### Request
Transcribe every entry word for word, but skip the images.

┄┄┄┄┄┄┄┄┄┄

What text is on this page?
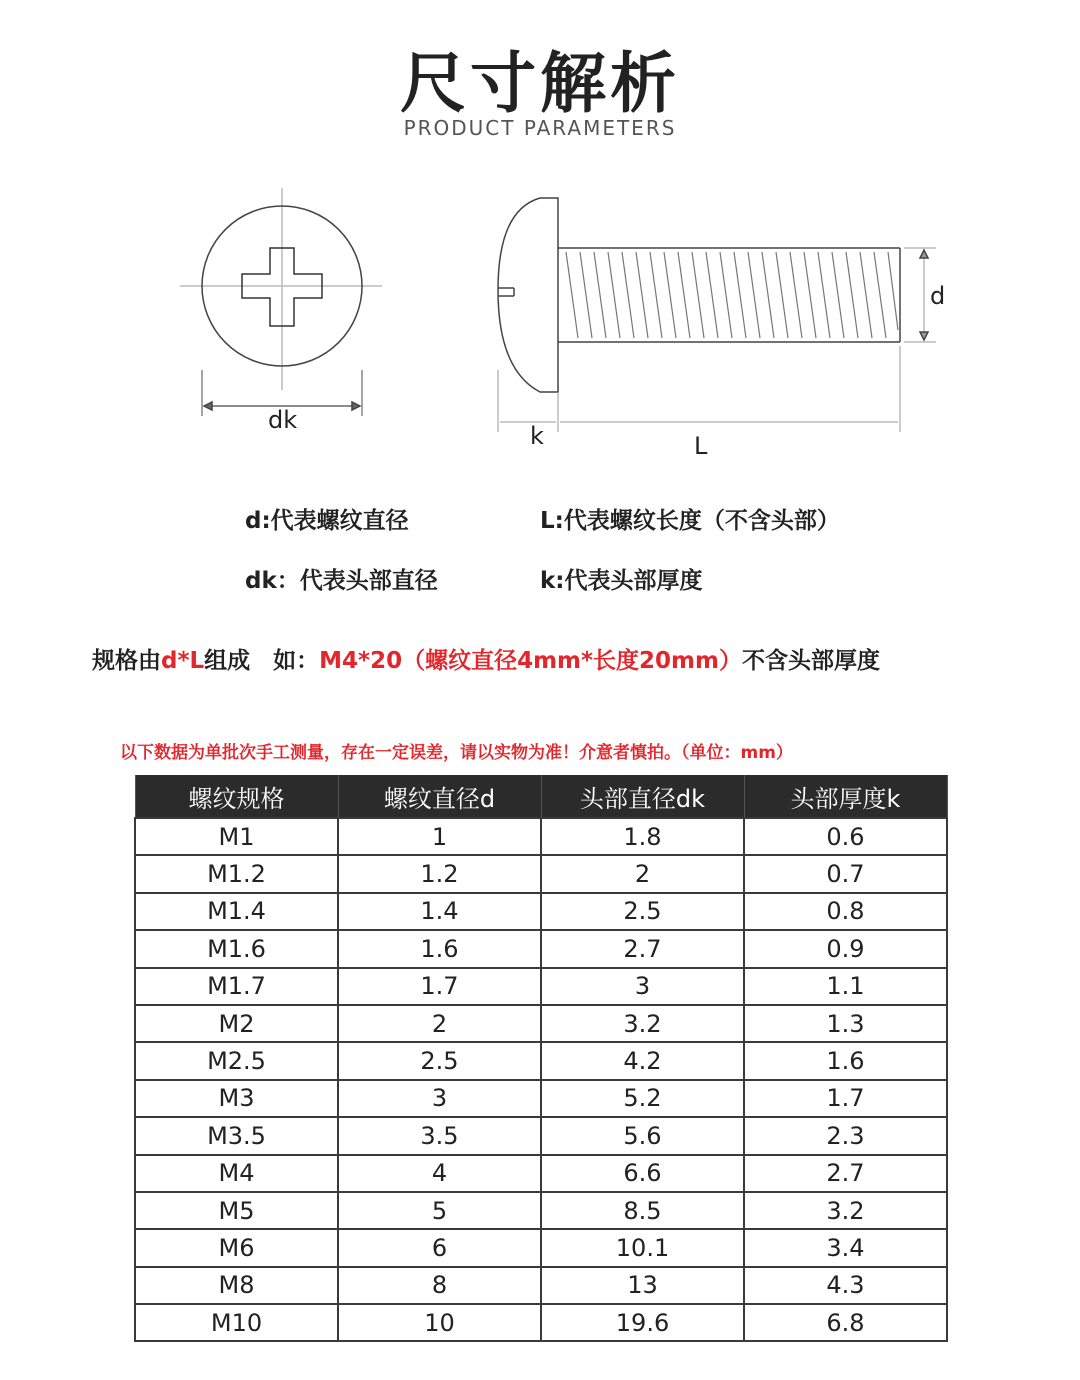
尺寸解析
PRODUCT PARAMETERS
dk
d
k	L
d:代表螺纹直径	L:代表螺纹长度（不含头部）
dk：代表头部直径	k:代表头部厚度
规格由d*L组成　如：M4*20（螺纹直径4mm*长度20mm）不含头部厚度
以下数据为单批次手工测量，存在一定误差，请以实物为准！介意者慎拍。（单位：mm）
螺纹规格	螺纹直径d	头部直径dk	头部厚度k
M1	1	1.8	0.6
M1.2	1.2	2	0.7
M1.4	1.4	2.5	0.8
M1.6	1.6	2.7	0.9
M1.7	1.7	3	1.1
M2	2	3.2	1.3
M2.5	2.5	4.2	1.6
M3	3	5.2	1.7
M3.5	3.5	5.6	2.3
M4	4	6.6	2.7
M5	5	8.5	3.2
M6	6	10.1	3.4
M8	8	13	4.3
M10	10	19.6	6.8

┄┄┄┄┄┄┄┄┄┄

### Answer to this exercise
What text is on this page?
尺寸解析
PRODUCT PARAMETERS
dk
d
k	L
d:代表螺纹直径	L:代表螺纹长度（不含头部）
dk：代表头部直径	k:代表头部厚度
规格由d*L组成　如：M4*20（螺纹直径4mm*长度20mm）不含头部厚度
以下数据为单批次手工测量，存在一定误差，请以实物为准！介意者慎拍。（单位：mm）
螺纹规格	螺纹直径d	头部直径dk	头部厚度k
M1	1	1.8	0.6
M1.2	1.2	2	0.7
M1.4	1.4	2.5	0.8
M1.6	1.6	2.7	0.9
M1.7	1.7	3	1.1
M2	2	3.2	1.3
M2.5	2.5	4.2	1.6
M3	3	5.2	1.7
M3.5	3.5	5.6	2.3
M4	4	6.6	2.7
M5	5	8.5	3.2
M6	6	10.1	3.4
M8	8	13	4.3
M10	10	19.6	6.8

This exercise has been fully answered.